**PROBLEM TO SOLVE:** Find every line in the records that holds the string "JSON". Copy each one.

- - - - -

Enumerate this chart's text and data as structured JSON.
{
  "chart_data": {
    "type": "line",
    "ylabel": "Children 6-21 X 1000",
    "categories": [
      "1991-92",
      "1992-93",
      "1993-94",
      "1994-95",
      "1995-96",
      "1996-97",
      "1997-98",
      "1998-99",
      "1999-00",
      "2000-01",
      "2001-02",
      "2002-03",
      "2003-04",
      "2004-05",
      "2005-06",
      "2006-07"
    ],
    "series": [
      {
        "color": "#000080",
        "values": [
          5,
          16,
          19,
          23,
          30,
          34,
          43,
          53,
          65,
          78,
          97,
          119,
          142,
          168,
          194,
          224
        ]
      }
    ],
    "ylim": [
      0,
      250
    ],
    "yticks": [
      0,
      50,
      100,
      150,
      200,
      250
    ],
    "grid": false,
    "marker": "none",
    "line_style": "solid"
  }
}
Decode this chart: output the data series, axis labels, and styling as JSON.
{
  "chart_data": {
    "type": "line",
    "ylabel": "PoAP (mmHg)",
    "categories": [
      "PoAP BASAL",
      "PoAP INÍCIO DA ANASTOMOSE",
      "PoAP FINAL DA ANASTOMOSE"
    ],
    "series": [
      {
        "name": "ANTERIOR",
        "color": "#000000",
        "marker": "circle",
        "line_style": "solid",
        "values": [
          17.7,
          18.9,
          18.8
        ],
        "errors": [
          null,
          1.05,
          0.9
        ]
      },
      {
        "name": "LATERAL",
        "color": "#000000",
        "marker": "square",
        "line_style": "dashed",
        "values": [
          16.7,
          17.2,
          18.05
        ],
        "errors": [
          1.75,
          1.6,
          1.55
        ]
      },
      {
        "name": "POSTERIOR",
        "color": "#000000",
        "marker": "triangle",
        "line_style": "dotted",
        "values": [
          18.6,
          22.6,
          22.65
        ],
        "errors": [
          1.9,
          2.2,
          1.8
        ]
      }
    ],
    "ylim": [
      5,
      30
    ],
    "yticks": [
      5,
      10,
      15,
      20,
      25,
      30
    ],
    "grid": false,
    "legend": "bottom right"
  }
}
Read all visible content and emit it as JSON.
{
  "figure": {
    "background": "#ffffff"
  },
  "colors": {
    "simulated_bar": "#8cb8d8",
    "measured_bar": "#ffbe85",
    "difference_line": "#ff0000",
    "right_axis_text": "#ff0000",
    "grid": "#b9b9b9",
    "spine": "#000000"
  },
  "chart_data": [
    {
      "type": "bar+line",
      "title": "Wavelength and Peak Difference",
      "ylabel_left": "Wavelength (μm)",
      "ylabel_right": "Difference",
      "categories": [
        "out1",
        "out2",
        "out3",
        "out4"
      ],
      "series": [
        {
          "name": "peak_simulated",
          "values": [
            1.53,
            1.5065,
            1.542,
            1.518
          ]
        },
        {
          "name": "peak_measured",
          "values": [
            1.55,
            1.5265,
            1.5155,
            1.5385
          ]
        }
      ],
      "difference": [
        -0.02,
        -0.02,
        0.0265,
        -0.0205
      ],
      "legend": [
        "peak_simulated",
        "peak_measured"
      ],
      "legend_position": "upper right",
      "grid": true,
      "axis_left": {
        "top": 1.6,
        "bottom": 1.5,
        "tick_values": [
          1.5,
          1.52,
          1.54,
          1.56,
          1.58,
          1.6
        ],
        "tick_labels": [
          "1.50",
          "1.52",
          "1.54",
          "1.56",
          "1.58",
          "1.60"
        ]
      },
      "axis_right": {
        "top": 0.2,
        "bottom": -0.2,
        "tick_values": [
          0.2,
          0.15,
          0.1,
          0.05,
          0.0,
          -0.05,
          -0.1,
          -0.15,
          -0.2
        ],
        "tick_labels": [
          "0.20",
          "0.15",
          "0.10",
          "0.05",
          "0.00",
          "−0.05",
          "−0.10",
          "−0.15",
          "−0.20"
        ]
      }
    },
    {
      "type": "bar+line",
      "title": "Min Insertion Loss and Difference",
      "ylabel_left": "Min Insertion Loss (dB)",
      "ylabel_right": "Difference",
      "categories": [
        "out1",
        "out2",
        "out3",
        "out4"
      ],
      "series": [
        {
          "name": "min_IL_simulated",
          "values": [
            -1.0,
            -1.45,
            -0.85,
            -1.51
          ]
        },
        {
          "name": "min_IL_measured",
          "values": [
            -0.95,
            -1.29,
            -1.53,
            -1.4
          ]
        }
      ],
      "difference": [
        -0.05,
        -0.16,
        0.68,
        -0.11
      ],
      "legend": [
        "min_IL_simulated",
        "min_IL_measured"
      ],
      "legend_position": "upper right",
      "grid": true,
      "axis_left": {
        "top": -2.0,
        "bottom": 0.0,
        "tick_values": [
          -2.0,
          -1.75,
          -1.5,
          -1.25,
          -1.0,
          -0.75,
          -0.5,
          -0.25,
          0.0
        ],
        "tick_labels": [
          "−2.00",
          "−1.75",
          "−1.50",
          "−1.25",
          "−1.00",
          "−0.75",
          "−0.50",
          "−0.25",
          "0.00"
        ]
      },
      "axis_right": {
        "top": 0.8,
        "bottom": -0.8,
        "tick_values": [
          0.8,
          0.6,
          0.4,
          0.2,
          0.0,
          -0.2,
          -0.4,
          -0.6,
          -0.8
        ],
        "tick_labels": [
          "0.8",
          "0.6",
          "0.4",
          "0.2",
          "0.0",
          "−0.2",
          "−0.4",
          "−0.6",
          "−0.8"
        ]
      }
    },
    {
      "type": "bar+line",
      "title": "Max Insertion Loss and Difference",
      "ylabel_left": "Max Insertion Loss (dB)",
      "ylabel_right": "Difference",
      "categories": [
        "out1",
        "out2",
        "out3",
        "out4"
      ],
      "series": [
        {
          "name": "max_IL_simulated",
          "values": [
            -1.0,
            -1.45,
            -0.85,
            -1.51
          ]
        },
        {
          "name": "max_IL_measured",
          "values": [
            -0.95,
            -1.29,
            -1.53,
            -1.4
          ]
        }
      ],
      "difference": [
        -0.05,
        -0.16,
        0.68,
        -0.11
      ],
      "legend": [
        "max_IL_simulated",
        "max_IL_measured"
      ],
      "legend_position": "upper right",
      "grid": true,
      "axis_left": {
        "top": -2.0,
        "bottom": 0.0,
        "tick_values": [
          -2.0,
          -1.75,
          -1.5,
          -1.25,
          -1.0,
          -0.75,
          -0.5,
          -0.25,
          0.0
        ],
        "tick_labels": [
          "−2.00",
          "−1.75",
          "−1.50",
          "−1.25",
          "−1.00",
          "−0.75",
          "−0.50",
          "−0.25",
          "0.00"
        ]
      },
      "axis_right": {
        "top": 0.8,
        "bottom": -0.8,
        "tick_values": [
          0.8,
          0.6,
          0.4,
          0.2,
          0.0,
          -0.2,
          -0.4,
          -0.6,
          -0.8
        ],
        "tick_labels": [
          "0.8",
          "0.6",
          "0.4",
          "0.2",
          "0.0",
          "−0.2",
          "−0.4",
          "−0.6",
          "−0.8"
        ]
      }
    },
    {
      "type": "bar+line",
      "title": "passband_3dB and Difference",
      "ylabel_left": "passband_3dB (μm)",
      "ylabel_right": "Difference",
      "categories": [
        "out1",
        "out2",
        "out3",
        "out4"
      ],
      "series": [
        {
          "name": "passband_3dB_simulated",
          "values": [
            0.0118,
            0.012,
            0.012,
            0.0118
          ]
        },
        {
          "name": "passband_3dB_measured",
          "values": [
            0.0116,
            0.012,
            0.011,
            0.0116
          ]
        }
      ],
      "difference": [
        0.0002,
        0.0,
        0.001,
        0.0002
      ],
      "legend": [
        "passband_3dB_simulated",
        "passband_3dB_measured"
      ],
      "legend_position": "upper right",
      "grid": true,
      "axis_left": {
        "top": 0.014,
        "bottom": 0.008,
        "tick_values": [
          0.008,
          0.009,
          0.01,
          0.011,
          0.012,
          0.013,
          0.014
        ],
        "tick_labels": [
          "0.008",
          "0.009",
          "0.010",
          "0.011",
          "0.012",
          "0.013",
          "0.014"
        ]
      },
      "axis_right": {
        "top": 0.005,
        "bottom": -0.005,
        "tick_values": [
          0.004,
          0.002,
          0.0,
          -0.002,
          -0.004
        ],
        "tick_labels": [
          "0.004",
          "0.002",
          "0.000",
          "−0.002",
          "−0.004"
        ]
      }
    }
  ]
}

- - - - -

**FULL ANSWER:**
Enumerate this chart's text and data as structured JSON.
Decode this chart: output the data series, axis labels, and styling as JSON.
Read all visible content and emit it as JSON.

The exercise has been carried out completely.